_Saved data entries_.
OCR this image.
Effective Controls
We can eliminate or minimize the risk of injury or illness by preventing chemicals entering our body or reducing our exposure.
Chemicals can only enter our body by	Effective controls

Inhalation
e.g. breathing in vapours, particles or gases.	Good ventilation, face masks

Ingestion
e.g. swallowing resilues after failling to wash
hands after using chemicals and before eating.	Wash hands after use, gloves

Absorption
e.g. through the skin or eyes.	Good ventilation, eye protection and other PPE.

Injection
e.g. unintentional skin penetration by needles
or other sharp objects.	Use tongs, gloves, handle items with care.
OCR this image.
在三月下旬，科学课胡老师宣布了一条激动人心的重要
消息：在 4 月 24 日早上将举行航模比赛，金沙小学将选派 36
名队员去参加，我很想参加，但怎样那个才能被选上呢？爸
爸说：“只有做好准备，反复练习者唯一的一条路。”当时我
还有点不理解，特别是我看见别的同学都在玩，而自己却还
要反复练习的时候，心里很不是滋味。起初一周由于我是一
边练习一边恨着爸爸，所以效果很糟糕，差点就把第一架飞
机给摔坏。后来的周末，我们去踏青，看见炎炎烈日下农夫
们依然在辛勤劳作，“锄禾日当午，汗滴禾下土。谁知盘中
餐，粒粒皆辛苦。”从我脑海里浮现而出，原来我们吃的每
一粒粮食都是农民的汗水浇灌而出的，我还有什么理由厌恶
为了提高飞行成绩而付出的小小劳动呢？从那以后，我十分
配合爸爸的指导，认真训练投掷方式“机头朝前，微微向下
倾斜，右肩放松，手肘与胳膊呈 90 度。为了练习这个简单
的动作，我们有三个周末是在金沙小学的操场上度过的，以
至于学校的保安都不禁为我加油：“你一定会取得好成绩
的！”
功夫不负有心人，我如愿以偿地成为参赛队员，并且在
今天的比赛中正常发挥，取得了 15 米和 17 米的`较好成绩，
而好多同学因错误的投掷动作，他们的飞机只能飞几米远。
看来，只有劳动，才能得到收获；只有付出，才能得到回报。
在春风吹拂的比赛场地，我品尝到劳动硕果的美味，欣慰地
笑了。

_Work required_. Which lines hold the word "other"? Copy every one of them.

_Exercise output_.
e.g. through the skin or eyes.	Good ventilation, eye protection and other PPE.
or other sharp objects.	Use tongs, gloves, handle items with care.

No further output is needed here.